### YOUR INSTRUCTIONS
Single out the lines of the material that contain "name" and copy them.

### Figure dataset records
━━━━━━

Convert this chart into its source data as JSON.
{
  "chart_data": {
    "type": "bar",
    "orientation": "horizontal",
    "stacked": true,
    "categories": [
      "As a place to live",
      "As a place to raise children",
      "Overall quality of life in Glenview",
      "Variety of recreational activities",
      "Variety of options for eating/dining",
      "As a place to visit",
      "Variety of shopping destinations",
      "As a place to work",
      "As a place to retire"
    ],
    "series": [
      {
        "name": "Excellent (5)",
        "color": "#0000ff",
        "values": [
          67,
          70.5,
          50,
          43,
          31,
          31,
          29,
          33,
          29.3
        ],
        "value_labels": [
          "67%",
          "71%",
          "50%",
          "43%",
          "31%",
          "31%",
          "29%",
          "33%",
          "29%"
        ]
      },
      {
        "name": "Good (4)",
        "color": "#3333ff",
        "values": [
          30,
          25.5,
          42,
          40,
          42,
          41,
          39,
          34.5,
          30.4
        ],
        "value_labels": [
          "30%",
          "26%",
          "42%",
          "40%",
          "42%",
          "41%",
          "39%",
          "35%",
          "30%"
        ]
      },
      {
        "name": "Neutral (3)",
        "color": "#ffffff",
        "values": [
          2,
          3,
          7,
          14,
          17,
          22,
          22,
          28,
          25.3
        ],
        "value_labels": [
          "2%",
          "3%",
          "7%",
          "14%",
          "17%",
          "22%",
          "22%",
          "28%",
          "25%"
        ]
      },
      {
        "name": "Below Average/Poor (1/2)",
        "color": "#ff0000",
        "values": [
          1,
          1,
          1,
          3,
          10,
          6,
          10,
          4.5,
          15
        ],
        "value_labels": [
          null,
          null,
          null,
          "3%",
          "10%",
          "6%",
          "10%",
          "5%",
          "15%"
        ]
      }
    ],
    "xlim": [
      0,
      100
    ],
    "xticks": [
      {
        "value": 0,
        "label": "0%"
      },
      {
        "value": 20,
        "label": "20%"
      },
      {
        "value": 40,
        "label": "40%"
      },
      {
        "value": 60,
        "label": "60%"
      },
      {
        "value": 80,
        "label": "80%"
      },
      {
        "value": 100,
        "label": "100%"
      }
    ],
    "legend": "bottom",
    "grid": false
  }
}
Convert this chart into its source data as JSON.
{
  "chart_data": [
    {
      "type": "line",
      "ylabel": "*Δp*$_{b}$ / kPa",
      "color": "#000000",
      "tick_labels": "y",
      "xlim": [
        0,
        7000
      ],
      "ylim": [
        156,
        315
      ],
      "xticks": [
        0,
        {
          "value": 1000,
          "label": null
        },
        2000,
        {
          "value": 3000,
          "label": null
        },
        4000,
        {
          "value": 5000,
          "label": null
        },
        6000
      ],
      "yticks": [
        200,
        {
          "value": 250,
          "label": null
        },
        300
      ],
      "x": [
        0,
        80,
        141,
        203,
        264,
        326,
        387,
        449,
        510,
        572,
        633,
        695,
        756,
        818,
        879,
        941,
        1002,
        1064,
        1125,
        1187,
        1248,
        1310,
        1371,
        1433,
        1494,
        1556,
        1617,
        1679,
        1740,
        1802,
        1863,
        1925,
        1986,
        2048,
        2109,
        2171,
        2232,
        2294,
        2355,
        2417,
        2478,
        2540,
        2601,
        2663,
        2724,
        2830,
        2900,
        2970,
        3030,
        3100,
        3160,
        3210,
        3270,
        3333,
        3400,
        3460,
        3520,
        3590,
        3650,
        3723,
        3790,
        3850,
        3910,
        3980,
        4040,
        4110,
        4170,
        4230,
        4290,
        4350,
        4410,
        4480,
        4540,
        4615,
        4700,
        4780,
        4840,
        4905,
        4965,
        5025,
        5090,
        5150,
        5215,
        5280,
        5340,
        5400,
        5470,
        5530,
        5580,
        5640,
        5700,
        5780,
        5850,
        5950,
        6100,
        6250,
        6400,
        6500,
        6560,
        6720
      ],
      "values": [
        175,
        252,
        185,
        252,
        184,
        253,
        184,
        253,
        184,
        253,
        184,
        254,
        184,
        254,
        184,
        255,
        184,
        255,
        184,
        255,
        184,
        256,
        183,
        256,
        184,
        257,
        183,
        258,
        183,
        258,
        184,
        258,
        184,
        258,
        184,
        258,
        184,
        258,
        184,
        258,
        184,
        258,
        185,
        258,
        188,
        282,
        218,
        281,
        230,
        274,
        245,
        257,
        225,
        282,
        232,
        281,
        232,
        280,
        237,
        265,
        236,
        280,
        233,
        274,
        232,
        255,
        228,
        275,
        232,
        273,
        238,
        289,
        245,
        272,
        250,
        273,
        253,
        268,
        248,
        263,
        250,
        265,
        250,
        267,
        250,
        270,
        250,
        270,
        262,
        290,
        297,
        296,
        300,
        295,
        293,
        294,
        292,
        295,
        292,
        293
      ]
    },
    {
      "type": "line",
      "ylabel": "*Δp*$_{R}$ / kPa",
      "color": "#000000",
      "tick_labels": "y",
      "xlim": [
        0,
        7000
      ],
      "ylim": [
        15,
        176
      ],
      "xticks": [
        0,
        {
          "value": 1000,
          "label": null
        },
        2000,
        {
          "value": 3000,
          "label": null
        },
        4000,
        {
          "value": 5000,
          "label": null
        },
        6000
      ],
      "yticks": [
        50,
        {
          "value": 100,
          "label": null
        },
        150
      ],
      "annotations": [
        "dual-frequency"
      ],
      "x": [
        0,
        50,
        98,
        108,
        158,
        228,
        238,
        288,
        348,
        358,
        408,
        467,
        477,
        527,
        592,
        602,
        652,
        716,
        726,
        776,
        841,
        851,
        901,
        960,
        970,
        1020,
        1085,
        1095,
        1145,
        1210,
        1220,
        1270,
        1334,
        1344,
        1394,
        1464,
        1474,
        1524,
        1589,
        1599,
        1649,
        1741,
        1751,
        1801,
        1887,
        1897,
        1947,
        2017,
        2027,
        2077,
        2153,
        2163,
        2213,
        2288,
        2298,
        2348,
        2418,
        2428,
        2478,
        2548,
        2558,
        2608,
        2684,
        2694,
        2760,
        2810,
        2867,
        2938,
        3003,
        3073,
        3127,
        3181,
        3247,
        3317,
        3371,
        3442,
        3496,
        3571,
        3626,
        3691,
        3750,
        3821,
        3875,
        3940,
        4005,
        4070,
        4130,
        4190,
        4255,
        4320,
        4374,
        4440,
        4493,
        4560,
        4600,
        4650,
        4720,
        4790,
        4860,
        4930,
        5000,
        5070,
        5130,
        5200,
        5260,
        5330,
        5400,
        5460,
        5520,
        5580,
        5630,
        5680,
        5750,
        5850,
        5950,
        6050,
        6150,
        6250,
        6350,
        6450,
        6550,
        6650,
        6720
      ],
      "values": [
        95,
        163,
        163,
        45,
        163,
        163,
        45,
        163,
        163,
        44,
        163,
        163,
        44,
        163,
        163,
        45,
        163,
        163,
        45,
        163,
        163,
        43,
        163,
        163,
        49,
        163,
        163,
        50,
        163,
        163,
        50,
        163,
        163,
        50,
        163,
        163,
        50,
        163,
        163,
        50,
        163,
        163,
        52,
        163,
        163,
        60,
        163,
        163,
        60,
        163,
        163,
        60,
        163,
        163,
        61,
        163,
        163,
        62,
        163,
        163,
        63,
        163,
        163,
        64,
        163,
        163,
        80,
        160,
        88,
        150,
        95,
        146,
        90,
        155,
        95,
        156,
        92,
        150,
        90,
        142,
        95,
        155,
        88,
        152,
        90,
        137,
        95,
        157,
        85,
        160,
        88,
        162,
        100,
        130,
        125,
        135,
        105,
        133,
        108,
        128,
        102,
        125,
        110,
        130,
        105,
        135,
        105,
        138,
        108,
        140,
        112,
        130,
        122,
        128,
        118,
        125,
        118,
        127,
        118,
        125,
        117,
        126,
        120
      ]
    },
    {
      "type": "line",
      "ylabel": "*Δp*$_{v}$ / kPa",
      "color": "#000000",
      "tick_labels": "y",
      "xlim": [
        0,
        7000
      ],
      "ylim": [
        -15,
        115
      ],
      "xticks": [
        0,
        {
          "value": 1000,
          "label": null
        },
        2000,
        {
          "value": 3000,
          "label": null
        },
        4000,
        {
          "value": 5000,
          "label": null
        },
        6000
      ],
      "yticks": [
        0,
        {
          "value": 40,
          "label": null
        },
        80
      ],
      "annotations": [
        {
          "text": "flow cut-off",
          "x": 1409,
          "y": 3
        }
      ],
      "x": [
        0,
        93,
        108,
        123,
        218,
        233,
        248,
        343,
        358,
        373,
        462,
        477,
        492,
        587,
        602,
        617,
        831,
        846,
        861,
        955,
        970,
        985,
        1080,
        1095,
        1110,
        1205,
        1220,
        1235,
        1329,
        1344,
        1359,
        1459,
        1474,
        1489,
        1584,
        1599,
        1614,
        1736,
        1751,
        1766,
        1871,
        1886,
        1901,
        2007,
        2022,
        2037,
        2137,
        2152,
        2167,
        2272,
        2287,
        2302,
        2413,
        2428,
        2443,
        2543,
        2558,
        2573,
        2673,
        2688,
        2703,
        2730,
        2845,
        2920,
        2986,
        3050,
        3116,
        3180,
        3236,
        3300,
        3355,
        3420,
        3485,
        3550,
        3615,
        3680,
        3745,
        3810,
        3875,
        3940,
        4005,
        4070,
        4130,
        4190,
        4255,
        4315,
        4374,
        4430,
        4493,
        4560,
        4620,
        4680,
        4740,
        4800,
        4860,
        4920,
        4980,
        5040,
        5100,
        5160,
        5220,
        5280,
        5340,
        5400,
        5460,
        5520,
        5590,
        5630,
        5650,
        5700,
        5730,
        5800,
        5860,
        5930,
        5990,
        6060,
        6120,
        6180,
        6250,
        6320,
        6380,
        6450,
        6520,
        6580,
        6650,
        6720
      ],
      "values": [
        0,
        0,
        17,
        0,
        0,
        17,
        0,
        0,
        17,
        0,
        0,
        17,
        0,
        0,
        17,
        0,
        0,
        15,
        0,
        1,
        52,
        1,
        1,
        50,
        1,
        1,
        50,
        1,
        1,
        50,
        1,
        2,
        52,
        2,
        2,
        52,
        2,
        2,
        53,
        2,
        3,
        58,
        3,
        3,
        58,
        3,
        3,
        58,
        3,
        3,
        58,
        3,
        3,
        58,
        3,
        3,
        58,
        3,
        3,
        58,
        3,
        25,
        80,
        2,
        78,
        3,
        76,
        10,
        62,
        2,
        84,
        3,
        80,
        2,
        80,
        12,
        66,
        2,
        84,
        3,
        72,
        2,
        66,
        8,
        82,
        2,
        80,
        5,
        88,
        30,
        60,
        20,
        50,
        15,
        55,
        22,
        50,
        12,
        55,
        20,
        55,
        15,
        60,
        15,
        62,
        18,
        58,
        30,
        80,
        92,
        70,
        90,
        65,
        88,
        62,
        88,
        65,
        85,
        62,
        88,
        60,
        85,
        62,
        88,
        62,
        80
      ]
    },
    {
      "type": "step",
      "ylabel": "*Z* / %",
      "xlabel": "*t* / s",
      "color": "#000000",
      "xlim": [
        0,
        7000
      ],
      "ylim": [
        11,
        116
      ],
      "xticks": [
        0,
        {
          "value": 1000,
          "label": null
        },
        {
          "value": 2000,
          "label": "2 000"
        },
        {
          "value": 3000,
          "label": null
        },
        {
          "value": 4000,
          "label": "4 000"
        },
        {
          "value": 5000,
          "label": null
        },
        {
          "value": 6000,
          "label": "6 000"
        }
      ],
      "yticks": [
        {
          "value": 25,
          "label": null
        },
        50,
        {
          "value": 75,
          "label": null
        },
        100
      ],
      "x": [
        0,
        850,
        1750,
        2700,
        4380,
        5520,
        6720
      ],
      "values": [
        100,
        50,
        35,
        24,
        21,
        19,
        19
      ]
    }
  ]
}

━━━━━━

### WRITTEN REPLY
        "name": "Excellent (5)",
        "name": "Good (4)",
        "name": "Neutral (3)",
        "name": "Below Average/Poor (1/2)",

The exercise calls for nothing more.